Data entries:
'''
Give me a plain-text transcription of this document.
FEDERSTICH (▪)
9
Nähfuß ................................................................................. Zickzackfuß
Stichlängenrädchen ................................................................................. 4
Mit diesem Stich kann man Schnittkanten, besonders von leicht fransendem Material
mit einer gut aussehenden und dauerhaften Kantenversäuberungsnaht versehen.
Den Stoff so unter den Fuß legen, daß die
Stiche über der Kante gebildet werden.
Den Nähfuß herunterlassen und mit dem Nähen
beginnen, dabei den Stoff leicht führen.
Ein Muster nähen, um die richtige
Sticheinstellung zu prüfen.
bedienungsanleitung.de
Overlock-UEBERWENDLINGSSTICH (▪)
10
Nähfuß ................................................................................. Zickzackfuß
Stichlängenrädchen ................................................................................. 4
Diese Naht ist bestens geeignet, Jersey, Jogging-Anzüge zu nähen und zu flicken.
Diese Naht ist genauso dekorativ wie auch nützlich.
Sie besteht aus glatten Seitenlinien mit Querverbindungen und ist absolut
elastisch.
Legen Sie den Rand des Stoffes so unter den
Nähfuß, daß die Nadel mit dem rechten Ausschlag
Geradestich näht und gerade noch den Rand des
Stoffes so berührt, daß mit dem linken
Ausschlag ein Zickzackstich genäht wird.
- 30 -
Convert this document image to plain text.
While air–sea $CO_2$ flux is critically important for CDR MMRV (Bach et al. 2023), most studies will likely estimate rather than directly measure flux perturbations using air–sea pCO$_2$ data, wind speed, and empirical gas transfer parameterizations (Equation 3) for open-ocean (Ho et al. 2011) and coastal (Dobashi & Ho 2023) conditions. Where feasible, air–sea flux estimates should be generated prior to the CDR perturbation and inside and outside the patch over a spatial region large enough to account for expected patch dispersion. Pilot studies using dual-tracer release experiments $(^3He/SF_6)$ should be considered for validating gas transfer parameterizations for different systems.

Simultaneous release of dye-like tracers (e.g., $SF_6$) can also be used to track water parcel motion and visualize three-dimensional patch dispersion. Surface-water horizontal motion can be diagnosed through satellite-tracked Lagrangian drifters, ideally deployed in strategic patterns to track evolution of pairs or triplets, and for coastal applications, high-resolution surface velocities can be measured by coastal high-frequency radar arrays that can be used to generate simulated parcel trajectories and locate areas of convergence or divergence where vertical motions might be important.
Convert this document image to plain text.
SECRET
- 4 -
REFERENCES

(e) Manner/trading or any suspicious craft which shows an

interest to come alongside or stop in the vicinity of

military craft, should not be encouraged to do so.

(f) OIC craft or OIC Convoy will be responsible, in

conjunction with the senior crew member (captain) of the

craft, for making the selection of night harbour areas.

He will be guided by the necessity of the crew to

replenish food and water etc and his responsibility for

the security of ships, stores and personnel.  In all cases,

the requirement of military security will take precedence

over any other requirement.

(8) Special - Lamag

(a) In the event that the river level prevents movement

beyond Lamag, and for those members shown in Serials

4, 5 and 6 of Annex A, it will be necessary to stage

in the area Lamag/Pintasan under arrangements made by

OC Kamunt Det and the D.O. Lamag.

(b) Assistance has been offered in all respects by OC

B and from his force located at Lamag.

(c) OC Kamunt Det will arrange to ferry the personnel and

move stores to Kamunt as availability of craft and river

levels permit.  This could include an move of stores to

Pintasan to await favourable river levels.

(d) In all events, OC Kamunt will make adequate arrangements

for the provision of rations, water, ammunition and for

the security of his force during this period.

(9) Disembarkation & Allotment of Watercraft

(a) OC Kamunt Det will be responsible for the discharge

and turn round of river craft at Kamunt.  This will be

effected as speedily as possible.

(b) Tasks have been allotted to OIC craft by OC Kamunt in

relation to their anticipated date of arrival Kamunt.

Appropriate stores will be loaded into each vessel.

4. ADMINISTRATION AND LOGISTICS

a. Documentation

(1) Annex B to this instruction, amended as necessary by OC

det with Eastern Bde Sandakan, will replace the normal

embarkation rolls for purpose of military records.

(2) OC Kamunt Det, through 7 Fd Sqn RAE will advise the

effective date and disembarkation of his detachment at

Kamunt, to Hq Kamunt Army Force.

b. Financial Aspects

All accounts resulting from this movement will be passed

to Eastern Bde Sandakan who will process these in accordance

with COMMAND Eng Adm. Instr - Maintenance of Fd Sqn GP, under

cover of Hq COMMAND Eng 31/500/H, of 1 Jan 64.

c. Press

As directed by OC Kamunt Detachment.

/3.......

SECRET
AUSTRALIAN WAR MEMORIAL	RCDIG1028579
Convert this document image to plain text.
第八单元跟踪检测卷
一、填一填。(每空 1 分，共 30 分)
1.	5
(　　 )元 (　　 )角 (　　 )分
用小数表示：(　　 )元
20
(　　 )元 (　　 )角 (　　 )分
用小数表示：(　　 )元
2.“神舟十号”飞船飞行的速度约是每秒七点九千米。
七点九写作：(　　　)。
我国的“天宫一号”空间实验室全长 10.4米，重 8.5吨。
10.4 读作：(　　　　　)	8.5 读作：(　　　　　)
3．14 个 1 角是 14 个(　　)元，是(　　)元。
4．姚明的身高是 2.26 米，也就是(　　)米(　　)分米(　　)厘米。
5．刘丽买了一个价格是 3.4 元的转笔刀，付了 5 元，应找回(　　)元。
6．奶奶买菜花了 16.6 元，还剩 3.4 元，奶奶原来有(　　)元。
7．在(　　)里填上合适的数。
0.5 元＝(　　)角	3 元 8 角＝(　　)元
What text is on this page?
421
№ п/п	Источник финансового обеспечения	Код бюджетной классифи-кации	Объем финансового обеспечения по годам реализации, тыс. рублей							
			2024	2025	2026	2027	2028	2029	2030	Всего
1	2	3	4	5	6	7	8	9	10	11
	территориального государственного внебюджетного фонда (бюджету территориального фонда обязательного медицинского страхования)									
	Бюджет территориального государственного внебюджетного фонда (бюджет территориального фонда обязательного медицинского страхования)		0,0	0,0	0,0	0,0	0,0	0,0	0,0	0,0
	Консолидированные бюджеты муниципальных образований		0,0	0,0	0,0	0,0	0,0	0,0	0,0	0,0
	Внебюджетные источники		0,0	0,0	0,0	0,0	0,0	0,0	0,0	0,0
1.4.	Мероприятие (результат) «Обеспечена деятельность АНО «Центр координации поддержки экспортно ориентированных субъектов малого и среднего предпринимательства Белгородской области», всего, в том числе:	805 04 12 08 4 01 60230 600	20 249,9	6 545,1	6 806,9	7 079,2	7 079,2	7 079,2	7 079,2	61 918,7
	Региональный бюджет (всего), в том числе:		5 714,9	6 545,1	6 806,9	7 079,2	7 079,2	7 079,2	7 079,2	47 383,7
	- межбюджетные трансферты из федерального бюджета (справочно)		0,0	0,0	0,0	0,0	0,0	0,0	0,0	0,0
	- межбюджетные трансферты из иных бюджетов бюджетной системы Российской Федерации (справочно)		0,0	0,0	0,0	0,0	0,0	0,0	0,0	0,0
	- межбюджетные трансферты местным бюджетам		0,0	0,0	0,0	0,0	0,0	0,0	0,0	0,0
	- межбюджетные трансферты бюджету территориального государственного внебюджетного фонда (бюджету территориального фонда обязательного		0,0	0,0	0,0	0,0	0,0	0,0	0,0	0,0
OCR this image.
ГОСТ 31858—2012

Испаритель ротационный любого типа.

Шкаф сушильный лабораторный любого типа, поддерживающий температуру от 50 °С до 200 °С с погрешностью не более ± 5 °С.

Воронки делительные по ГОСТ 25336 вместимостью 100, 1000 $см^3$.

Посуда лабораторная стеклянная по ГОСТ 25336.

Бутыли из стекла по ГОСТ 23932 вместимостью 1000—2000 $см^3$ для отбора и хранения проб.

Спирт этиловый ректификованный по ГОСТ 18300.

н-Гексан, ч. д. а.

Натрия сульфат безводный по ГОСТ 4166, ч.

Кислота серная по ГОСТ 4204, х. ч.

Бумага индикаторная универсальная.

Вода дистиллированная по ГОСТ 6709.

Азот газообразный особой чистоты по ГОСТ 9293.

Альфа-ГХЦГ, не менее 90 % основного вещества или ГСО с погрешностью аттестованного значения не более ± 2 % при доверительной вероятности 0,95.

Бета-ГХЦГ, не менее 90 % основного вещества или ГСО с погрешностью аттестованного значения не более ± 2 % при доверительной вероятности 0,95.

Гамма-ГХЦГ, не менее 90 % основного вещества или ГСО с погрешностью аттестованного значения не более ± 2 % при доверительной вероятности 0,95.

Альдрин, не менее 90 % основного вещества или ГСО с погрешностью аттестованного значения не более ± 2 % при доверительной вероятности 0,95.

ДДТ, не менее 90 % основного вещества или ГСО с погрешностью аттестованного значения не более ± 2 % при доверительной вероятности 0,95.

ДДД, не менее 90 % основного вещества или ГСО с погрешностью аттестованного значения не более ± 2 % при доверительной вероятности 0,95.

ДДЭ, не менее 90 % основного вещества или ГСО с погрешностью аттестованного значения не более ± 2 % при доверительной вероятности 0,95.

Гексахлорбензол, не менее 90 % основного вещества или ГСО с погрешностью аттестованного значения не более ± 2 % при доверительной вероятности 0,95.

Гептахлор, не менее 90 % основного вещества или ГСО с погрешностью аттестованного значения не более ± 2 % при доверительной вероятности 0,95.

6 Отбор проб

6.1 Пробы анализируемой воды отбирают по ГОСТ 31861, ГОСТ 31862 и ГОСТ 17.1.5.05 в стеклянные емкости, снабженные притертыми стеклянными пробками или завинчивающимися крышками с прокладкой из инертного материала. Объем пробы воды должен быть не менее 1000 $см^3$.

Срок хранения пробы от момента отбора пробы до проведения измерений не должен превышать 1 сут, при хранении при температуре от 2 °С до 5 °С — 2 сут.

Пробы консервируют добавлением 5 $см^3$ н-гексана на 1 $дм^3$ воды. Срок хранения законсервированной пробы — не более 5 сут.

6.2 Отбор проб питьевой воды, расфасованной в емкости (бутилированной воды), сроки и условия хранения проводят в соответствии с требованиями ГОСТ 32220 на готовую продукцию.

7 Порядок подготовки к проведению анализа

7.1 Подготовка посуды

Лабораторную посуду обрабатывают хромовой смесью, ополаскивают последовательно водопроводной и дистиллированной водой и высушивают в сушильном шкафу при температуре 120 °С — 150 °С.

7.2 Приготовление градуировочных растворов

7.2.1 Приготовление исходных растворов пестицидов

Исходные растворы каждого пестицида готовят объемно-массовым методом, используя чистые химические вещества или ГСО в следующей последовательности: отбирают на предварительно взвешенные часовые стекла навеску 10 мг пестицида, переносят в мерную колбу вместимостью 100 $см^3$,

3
'''
EXERCISE ::
Of the lines in the material, how many contain the word "crew"? Reply with the number and nothing else.

WORKED SOLUTION ::
2